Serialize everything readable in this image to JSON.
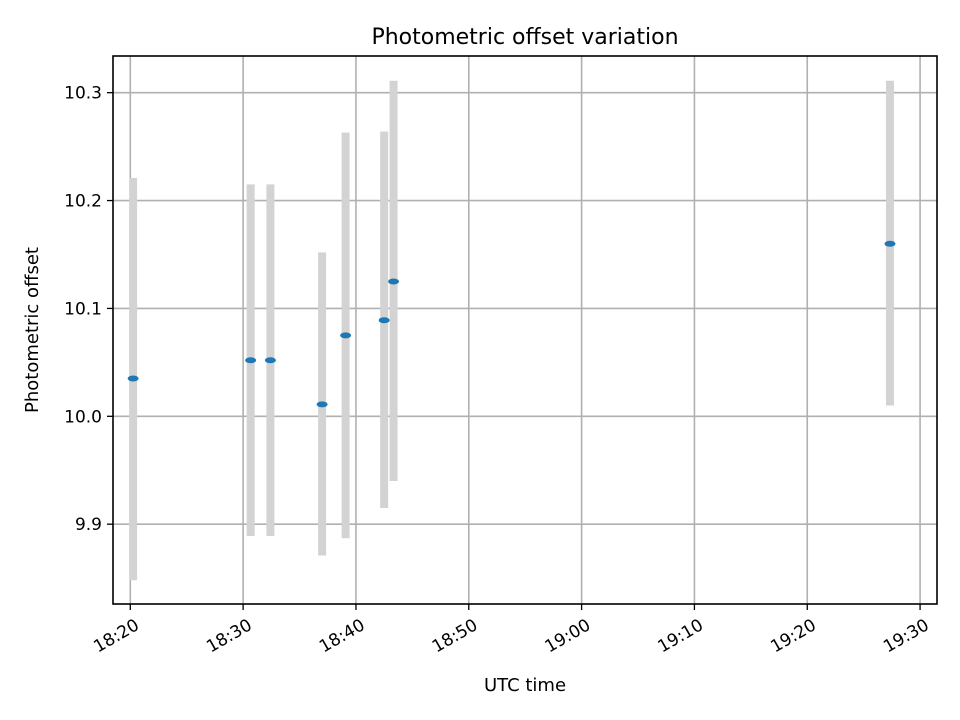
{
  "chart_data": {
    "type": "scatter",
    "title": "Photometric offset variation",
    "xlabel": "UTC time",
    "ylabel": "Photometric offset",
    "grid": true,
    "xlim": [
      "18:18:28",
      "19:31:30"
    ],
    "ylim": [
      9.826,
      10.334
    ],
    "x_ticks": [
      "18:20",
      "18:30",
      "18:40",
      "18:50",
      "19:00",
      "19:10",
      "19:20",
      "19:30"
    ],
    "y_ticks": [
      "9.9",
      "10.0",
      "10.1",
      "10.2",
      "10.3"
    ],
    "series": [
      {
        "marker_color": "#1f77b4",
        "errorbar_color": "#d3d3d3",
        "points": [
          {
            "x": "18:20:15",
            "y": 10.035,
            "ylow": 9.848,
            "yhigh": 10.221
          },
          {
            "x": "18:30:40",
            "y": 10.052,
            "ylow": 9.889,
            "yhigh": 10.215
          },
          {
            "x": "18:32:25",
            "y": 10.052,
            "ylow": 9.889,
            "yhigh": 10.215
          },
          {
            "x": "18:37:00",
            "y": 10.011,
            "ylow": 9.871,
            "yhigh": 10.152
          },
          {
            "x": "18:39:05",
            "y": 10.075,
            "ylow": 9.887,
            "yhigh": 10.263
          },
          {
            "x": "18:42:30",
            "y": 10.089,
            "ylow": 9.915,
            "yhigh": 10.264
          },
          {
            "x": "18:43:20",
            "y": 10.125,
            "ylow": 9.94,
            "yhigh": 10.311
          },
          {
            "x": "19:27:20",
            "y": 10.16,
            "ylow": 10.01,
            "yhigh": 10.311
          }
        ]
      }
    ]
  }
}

□ □ □ □ □

◆ WHAT YOU NEED TO DO: Each record above must be returned exactly as written, with its pictures omitted.

◆ COMPLETED EXERCISE:
Serialize everything readable in this image to JSON.
{
  "chart_data": {
    "type": "scatter",
    "title": "Photometric offset variation",
    "xlabel": "UTC time",
    "ylabel": "Photometric offset",
    "grid": true,
    "xlim": [
      "18:18:28",
      "19:31:30"
    ],
    "ylim": [
      9.826,
      10.334
    ],
    "x_ticks": [
      "18:20",
      "18:30",
      "18:40",
      "18:50",
      "19:00",
      "19:10",
      "19:20",
      "19:30"
    ],
    "y_ticks": [
      "9.9",
      "10.0",
      "10.1",
      "10.2",
      "10.3"
    ],
    "series": [
      {
        "marker_color": "#1f77b4",
        "errorbar_color": "#d3d3d3",
        "points": [
          {
            "x": "18:20:15",
            "y": 10.035,
            "ylow": 9.848,
            "yhigh": 10.221
          },
          {
            "x": "18:30:40",
            "y": 10.052,
            "ylow": 9.889,
            "yhigh": 10.215
          },
          {
            "x": "18:32:25",
            "y": 10.052,
            "ylow": 9.889,
            "yhigh": 10.215
          },
          {
            "x": "18:37:00",
            "y": 10.011,
            "ylow": 9.871,
            "yhigh": 10.152
          },
          {
            "x": "18:39:05",
            "y": 10.075,
            "ylow": 9.887,
            "yhigh": 10.263
          },
          {
            "x": "18:42:30",
            "y": 10.089,
            "ylow": 9.915,
            "yhigh": 10.264
          },
          {
            "x": "18:43:20",
            "y": 10.125,
            "ylow": 9.94,
            "yhigh": 10.311
          },
          {
            "x": "19:27:20",
            "y": 10.16,
            "ylow": 10.01,
            "yhigh": 10.311
          }
        ]
      }
    ]
  }
}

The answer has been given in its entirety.